SUPPLIED MATERIAL:
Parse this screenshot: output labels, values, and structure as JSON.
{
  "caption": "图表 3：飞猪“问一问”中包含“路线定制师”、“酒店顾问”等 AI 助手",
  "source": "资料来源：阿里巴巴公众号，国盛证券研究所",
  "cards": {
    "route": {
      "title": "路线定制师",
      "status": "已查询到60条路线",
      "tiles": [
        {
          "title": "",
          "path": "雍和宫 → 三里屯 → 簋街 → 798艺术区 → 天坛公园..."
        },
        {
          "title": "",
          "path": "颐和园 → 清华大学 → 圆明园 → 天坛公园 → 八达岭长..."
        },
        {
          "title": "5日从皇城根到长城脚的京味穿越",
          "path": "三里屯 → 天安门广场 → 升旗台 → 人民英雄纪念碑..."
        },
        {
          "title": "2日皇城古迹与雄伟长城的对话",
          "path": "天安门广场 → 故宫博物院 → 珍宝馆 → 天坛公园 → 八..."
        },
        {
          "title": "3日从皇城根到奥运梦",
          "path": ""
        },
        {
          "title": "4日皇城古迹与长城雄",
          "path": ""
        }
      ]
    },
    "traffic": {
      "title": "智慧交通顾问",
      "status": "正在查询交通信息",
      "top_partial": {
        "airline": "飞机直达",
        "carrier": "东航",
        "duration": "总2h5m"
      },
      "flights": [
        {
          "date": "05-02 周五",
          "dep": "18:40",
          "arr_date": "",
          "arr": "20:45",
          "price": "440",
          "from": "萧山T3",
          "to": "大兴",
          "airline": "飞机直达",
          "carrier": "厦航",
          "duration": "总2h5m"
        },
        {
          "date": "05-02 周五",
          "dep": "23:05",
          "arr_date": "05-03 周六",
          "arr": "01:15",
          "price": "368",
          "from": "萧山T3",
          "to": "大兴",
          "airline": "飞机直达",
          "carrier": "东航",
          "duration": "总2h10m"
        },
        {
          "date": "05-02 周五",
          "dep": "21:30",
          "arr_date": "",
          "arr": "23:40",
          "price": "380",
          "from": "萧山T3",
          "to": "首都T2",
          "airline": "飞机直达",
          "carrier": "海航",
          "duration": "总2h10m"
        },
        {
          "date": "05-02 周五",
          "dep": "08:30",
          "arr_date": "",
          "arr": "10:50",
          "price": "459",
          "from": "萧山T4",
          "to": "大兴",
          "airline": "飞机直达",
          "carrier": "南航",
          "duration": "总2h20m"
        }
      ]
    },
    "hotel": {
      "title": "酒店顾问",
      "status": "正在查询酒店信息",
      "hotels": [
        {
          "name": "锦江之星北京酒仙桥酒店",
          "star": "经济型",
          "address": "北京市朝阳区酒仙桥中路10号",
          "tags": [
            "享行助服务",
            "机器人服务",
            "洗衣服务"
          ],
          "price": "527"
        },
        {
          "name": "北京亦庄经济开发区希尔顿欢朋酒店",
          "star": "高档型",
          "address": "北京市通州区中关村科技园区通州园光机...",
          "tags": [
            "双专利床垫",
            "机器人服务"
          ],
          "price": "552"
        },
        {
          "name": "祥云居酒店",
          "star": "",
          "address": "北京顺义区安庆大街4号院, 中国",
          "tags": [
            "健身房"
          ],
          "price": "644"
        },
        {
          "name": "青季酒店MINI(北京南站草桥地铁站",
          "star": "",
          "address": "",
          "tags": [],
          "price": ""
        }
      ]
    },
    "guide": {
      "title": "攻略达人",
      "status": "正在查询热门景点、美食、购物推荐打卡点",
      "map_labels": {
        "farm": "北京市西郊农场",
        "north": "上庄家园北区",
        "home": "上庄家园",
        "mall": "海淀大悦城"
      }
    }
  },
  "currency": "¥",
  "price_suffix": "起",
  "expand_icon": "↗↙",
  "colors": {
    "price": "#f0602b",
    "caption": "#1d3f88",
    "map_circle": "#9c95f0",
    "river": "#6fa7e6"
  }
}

WHAT YOU NEED TO DO: Which lines contain "name"? Copy each of them.

EXERCISE RESULT:
          "name": "锦江之星北京酒仙桥酒店",
          "name": "北京亦庄经济开发区希尔顿欢朋酒店",
          "name": "祥云居酒店",
          "name": "青季酒店MINI(北京南站草桥地铁站",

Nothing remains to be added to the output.